> Written instruction: Look through the data and write out every line with the word "April" in it.

-- Begin Provided material --

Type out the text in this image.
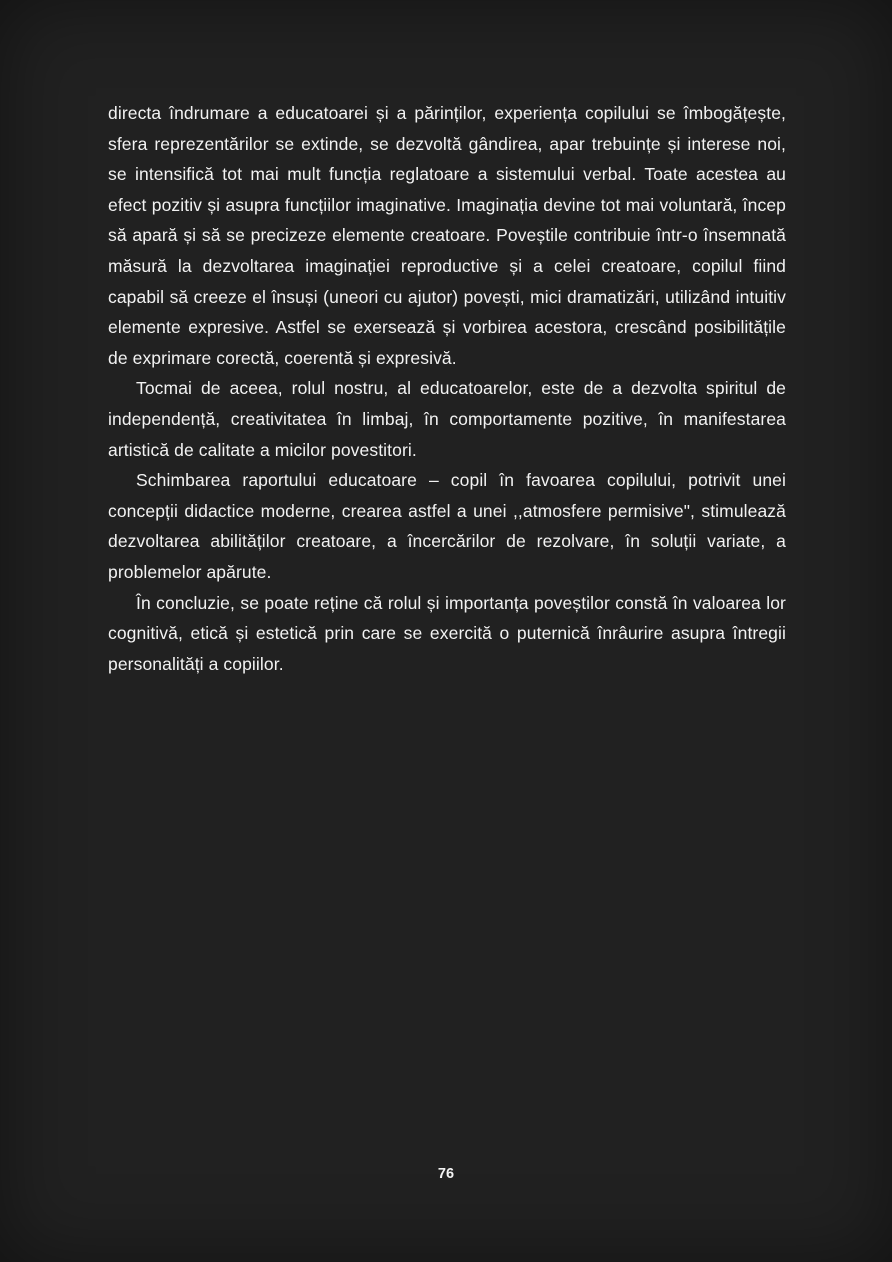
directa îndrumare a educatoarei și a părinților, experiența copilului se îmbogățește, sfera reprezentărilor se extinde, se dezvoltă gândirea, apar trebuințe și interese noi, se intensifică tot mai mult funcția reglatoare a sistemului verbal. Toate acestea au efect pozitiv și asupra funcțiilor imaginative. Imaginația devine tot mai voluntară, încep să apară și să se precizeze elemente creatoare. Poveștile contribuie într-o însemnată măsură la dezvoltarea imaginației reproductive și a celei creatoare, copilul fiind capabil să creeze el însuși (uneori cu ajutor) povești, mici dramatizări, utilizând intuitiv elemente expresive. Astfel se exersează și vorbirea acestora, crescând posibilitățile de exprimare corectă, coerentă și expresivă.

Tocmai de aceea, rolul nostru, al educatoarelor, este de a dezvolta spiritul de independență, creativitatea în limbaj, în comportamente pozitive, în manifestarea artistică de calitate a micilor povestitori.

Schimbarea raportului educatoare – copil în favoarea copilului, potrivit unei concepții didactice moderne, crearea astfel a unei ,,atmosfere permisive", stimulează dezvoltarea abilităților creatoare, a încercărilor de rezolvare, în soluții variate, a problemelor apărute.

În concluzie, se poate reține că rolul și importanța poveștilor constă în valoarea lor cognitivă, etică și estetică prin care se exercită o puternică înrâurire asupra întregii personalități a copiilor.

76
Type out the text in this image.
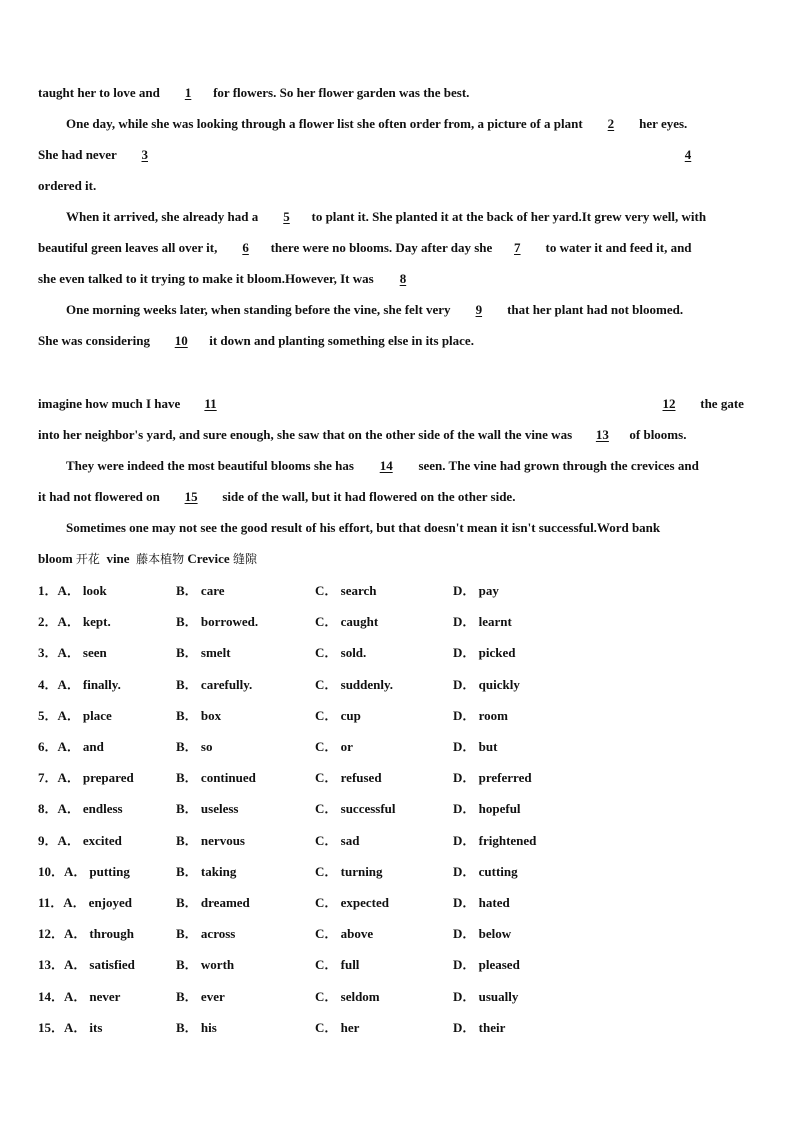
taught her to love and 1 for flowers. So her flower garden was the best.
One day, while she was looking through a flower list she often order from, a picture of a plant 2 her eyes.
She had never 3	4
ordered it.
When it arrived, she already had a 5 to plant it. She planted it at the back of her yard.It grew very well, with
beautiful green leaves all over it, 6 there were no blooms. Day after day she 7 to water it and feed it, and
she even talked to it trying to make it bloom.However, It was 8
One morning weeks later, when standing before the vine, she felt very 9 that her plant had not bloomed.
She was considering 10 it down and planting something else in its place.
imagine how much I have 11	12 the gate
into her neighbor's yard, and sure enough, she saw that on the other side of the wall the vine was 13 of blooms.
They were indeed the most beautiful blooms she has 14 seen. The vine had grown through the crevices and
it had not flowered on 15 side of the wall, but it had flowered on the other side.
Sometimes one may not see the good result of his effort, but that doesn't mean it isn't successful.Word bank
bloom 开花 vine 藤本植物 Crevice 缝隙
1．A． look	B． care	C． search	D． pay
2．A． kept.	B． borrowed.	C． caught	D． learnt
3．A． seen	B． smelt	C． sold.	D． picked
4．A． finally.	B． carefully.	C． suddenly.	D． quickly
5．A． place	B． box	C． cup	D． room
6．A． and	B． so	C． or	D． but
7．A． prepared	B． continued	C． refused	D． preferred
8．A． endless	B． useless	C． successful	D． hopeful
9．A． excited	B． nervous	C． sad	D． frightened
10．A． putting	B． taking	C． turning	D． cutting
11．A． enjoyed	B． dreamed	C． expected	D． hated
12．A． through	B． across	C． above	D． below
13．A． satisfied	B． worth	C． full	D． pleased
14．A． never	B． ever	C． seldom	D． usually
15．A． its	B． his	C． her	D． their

-- End Provided material --
-- Begin Provided material --

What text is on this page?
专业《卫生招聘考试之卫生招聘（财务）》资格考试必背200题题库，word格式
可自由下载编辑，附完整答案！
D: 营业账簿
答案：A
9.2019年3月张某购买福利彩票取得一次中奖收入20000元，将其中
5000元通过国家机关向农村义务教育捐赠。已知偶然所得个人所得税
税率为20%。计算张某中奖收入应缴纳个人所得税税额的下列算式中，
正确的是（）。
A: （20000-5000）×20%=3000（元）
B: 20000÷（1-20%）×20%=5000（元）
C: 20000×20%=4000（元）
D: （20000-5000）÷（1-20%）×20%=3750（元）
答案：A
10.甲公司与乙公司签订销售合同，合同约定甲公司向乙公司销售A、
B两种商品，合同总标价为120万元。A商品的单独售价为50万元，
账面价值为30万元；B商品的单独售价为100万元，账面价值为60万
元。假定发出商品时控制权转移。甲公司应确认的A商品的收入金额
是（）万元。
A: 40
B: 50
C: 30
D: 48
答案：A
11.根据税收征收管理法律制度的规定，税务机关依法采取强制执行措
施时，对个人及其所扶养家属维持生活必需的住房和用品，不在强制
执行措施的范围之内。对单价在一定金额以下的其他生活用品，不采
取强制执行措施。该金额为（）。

-- End Provided material --
-- Begin Provided material --

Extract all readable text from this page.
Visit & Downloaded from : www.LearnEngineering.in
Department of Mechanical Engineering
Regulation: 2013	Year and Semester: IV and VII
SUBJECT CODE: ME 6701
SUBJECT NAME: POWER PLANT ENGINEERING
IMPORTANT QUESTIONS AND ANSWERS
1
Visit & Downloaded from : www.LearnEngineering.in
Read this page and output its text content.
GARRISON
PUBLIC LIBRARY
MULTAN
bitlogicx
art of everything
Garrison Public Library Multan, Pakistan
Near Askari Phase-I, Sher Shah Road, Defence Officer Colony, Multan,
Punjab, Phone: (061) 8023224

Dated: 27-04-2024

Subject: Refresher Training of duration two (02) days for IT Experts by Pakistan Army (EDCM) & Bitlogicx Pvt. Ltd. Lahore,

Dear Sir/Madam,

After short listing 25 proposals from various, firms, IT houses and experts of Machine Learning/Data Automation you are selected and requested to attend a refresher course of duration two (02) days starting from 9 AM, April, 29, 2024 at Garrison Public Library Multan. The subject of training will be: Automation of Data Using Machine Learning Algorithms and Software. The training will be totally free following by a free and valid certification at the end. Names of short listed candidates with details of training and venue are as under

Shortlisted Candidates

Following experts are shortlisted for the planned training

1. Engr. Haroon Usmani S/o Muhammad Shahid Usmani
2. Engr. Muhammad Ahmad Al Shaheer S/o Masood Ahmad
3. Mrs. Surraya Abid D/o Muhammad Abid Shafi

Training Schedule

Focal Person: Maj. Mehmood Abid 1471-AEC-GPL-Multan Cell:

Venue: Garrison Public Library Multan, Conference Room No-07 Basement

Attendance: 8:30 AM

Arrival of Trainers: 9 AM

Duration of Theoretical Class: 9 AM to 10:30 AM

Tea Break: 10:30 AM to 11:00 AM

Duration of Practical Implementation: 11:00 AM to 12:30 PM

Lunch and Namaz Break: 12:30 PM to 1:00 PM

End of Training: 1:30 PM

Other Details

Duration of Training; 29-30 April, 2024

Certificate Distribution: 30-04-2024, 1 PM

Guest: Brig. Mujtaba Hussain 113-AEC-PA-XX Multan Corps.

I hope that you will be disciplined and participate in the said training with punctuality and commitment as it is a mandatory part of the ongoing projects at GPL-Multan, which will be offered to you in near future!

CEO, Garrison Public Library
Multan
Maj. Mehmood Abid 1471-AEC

-- End Provided material --

> Reply to the exercise:
After short listing 25 proposals from various, firms, IT houses and experts of Machine Learning/Data Automation you are selected and requested to attend a refresher course of duration two (02) days starting from 9 AM, April, 29, 2024 at Garrison Public Library Multan. The subject of training will be: Automation of Data Using Machine Learning Algorithms and Software. The training will be totally free following by a free and valid certification at the end. Names of short listed candidates with details of training and venue are as under
Duration of Training; 29-30 April, 2024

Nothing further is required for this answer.